#### [Task description]
Find each line with the string "BCHUSD" and copy it.

#### [Records for the task]
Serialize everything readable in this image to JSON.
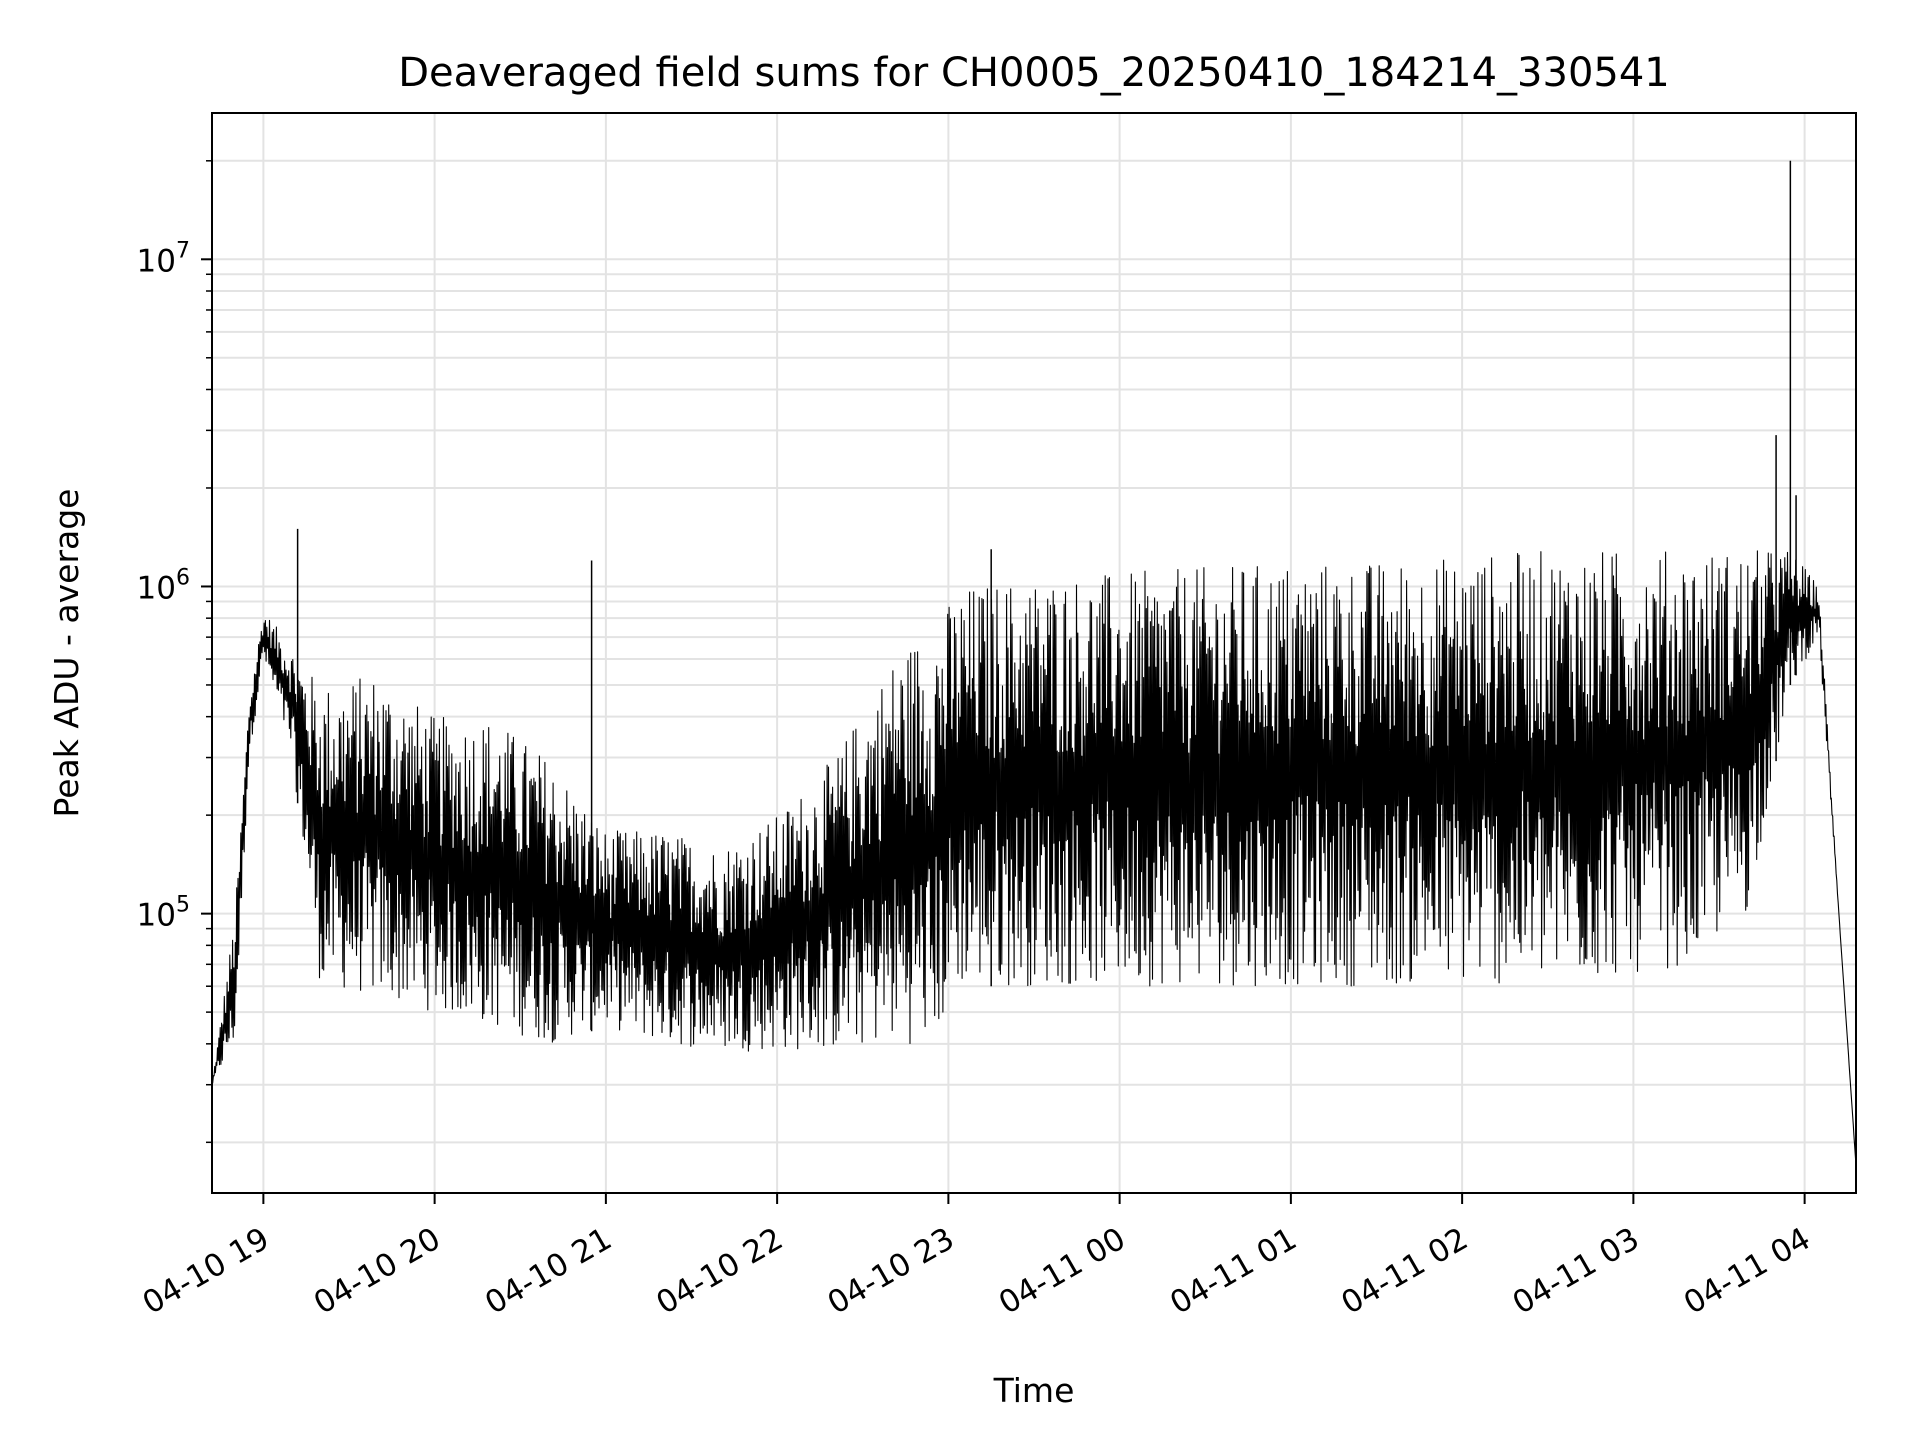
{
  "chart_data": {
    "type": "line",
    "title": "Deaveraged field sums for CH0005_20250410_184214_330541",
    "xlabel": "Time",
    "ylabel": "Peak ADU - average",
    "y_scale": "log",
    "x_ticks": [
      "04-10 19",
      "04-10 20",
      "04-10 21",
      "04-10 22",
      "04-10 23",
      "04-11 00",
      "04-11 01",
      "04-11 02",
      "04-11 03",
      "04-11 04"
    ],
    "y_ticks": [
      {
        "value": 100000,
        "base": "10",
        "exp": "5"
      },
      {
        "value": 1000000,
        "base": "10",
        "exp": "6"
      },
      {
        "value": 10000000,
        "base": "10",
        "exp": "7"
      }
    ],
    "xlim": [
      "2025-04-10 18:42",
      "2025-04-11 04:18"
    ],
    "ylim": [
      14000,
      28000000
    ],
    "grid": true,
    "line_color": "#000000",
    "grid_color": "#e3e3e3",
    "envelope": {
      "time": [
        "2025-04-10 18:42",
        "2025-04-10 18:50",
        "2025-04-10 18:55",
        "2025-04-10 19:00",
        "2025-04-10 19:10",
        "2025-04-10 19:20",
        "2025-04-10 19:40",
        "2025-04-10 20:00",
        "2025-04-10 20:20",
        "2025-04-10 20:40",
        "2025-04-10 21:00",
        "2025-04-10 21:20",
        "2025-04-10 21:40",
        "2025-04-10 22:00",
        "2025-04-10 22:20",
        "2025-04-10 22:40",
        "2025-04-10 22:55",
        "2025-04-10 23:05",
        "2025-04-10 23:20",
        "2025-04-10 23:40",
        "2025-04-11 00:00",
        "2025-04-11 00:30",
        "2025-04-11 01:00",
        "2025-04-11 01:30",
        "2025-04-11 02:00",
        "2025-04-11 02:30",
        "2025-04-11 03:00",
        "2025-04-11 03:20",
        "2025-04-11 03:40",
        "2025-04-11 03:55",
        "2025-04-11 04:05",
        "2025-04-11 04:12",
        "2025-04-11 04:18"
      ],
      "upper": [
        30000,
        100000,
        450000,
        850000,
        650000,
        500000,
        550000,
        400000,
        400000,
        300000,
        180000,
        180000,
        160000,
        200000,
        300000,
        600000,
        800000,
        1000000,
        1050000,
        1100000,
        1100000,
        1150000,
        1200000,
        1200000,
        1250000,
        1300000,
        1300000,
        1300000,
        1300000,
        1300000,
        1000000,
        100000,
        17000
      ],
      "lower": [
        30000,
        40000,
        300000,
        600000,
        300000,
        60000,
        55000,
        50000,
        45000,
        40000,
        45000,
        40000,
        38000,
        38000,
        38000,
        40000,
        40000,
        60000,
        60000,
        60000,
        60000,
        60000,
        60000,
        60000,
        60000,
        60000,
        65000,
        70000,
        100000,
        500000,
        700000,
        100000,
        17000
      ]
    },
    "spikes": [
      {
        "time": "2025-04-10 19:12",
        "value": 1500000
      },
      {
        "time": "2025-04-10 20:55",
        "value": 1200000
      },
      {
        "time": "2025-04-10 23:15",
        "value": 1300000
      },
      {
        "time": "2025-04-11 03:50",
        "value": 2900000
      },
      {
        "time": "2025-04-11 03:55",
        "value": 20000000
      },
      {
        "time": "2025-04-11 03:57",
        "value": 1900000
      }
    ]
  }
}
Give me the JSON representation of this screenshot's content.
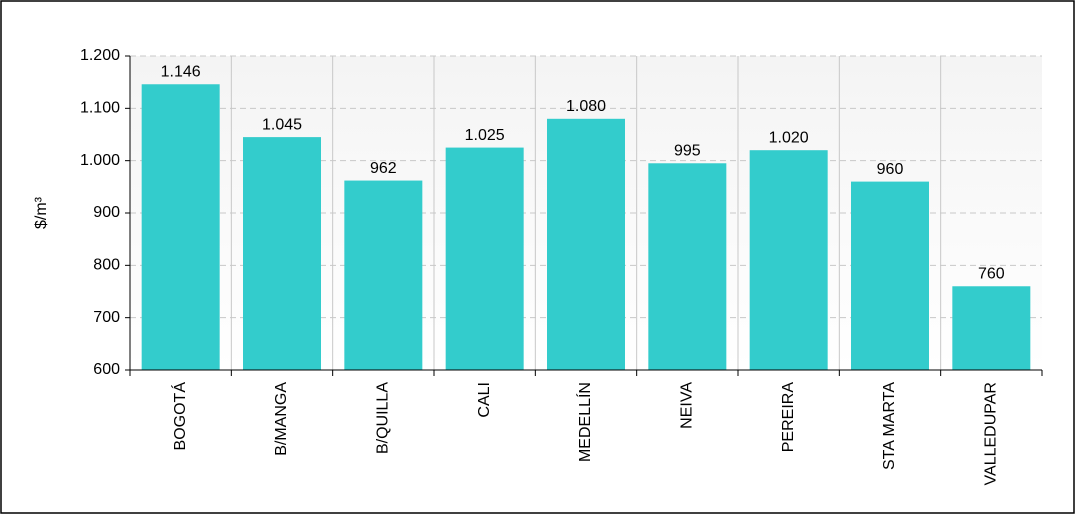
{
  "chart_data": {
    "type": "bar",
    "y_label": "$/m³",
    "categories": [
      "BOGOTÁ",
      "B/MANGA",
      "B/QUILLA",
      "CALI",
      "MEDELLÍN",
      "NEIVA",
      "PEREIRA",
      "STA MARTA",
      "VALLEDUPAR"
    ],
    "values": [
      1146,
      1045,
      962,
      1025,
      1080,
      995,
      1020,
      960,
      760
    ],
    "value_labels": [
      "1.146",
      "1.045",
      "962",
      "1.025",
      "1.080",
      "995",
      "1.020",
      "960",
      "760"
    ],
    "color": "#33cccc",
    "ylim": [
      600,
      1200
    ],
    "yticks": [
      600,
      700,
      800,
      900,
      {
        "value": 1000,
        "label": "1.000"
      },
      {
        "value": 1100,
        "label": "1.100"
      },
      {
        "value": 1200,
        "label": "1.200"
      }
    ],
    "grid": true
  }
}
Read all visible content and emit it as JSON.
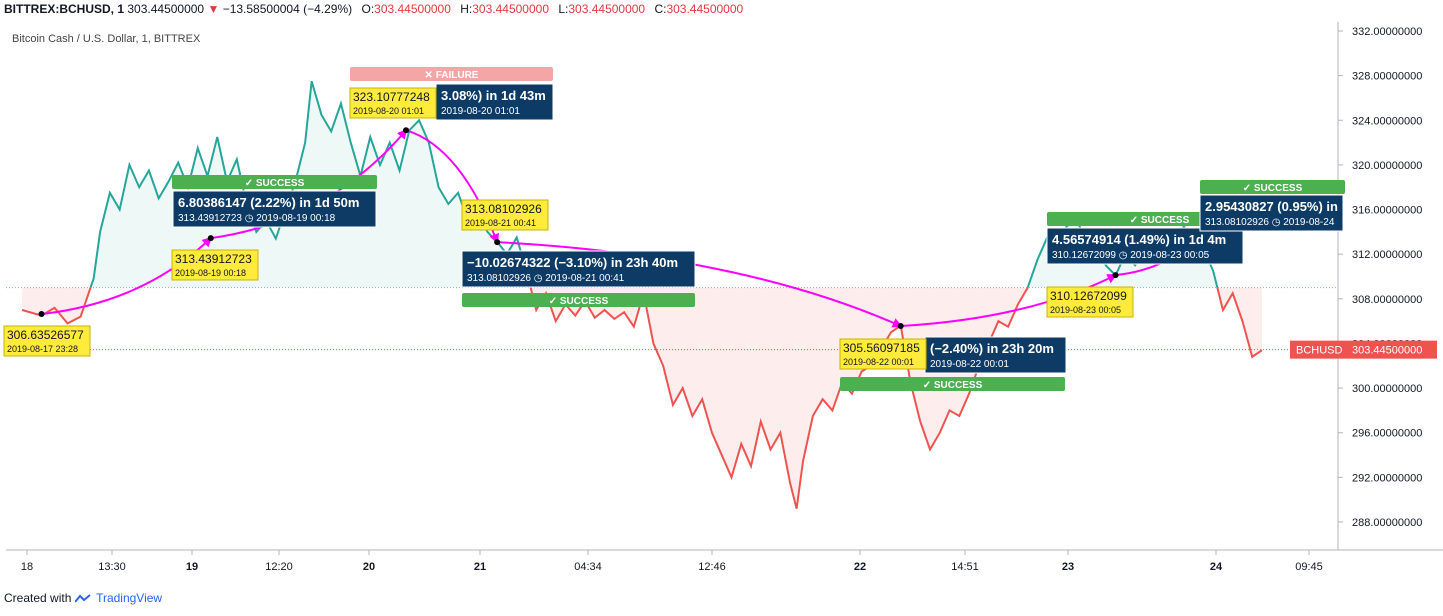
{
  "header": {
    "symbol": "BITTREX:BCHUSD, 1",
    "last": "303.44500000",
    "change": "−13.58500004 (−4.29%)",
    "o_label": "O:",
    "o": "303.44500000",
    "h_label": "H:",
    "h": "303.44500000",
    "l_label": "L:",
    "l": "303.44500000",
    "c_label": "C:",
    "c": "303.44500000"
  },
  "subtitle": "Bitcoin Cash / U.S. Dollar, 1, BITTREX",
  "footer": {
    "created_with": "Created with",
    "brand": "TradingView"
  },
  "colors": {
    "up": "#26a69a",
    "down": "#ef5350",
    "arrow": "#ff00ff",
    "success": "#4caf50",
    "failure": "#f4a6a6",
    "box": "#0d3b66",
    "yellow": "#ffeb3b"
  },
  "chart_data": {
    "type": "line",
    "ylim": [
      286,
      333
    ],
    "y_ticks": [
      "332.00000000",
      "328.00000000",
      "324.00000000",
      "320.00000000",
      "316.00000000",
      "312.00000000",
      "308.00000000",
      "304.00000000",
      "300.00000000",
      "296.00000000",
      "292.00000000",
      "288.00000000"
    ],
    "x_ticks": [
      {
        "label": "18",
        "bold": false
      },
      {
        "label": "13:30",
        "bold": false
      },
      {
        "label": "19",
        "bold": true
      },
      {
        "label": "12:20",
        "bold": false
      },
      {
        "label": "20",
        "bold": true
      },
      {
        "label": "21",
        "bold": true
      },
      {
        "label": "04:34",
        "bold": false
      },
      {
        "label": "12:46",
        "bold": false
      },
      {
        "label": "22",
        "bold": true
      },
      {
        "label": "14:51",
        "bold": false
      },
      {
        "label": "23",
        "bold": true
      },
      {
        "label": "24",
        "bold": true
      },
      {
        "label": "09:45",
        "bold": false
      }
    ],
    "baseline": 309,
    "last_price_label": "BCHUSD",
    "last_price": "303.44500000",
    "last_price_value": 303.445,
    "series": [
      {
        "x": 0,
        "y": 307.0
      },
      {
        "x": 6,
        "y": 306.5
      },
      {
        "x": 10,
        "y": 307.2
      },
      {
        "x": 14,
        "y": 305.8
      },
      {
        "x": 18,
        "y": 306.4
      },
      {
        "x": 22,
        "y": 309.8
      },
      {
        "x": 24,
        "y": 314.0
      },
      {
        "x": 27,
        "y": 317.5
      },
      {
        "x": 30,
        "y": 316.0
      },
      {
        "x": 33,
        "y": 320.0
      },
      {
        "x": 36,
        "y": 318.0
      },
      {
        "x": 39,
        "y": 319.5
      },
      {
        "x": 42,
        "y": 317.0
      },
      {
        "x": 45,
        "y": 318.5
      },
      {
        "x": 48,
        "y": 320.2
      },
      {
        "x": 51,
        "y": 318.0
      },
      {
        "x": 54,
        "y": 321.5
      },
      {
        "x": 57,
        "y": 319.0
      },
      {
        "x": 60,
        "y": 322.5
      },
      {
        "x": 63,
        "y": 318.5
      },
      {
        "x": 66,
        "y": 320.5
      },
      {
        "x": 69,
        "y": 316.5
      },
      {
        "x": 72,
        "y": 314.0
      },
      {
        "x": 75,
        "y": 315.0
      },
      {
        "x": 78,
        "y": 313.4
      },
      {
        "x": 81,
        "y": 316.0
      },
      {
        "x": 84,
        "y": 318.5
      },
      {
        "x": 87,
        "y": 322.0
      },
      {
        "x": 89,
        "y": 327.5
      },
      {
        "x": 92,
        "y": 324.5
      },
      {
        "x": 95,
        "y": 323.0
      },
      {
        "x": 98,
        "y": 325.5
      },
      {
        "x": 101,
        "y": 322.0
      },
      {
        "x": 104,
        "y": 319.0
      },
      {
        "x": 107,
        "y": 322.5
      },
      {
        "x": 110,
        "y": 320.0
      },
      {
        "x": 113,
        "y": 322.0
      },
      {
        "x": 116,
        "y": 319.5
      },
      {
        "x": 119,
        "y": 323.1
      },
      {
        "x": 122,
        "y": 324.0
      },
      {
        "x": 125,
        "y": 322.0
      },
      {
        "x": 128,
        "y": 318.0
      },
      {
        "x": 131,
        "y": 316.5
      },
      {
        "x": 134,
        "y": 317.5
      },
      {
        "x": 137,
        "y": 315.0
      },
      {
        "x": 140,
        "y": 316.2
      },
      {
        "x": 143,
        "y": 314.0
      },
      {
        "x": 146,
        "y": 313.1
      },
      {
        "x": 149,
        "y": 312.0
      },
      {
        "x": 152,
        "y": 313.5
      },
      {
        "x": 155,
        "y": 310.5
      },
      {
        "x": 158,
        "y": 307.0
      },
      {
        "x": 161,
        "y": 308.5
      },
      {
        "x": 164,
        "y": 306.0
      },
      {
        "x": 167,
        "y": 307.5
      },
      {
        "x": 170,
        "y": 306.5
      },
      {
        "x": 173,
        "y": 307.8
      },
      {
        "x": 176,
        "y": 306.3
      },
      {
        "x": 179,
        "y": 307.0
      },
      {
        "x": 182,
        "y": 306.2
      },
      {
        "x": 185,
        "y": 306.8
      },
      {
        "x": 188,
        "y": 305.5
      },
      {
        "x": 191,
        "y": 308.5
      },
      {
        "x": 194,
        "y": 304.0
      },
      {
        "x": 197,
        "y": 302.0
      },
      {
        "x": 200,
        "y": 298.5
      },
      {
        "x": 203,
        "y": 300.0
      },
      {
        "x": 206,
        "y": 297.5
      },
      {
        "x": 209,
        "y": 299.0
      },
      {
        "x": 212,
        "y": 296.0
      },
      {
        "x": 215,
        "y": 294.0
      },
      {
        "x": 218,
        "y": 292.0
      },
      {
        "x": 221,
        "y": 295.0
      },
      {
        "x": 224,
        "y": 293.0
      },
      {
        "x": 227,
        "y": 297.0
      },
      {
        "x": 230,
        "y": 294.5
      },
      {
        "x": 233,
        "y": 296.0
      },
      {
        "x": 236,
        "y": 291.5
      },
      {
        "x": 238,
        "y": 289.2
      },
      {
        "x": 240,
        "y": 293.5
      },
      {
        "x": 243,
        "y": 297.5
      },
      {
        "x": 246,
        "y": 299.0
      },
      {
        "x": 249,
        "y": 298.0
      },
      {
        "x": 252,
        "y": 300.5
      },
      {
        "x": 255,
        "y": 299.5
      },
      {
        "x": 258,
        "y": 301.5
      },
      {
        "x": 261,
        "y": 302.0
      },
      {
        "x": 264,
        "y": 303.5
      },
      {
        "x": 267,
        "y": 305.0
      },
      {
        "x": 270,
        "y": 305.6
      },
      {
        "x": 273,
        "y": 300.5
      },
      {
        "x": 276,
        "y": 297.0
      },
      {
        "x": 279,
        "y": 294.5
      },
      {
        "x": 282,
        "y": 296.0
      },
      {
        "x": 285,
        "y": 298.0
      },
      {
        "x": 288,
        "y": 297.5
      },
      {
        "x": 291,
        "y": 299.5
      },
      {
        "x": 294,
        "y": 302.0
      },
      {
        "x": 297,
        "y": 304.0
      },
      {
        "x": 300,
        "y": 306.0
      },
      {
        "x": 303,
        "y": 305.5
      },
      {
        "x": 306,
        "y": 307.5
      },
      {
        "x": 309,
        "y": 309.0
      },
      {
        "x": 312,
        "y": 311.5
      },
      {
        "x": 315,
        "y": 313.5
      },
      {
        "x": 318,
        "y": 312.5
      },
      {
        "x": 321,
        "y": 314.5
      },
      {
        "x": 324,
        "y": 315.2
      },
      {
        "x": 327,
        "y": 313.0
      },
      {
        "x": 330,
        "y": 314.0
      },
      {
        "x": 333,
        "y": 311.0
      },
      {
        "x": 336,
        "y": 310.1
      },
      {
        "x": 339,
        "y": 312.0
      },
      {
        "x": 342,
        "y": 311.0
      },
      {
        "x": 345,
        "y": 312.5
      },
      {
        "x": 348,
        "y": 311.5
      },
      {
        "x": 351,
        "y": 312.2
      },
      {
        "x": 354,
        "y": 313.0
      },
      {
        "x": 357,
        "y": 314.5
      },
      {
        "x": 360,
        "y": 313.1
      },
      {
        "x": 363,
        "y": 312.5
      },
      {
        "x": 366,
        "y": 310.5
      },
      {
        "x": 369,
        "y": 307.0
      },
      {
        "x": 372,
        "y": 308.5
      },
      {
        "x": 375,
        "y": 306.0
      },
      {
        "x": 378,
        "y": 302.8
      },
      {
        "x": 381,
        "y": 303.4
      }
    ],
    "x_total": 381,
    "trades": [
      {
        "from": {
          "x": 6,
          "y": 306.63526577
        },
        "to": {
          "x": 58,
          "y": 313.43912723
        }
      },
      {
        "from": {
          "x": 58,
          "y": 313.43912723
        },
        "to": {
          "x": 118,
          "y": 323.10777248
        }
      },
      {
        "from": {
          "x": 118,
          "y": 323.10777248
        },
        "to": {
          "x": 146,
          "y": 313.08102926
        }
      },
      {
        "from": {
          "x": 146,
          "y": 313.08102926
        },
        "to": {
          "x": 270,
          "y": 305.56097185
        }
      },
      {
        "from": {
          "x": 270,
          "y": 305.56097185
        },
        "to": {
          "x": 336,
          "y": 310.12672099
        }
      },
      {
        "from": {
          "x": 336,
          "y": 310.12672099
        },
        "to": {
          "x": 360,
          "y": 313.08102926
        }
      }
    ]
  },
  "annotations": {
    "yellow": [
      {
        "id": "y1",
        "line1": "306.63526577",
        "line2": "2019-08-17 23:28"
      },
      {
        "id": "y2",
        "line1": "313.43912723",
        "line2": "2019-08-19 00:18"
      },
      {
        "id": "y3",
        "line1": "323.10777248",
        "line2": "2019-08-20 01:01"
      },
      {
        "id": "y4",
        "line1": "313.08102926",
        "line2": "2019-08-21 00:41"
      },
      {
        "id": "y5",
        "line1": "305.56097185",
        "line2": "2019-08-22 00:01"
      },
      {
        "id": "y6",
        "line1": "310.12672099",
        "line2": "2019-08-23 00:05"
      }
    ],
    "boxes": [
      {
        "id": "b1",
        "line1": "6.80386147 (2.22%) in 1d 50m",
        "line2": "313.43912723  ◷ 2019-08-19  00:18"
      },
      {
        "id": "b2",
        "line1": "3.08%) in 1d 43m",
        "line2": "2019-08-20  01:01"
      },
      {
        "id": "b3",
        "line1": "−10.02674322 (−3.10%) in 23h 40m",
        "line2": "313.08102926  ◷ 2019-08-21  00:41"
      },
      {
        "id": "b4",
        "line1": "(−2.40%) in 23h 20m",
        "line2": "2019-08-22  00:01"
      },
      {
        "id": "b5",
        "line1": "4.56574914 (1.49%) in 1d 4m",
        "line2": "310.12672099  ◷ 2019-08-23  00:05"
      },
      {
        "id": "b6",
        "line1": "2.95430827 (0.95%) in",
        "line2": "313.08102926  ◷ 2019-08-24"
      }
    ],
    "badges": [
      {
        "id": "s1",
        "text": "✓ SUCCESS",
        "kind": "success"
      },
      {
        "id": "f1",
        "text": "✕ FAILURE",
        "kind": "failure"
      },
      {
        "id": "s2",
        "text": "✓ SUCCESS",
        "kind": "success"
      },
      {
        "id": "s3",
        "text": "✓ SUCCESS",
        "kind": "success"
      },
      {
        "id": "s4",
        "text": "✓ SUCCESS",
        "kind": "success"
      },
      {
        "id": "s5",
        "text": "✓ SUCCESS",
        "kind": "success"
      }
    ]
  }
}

#### [Output below]
    "symbol": "BITTREX:BCHUSD, 1",
    "last_price_label": "BCHUSD",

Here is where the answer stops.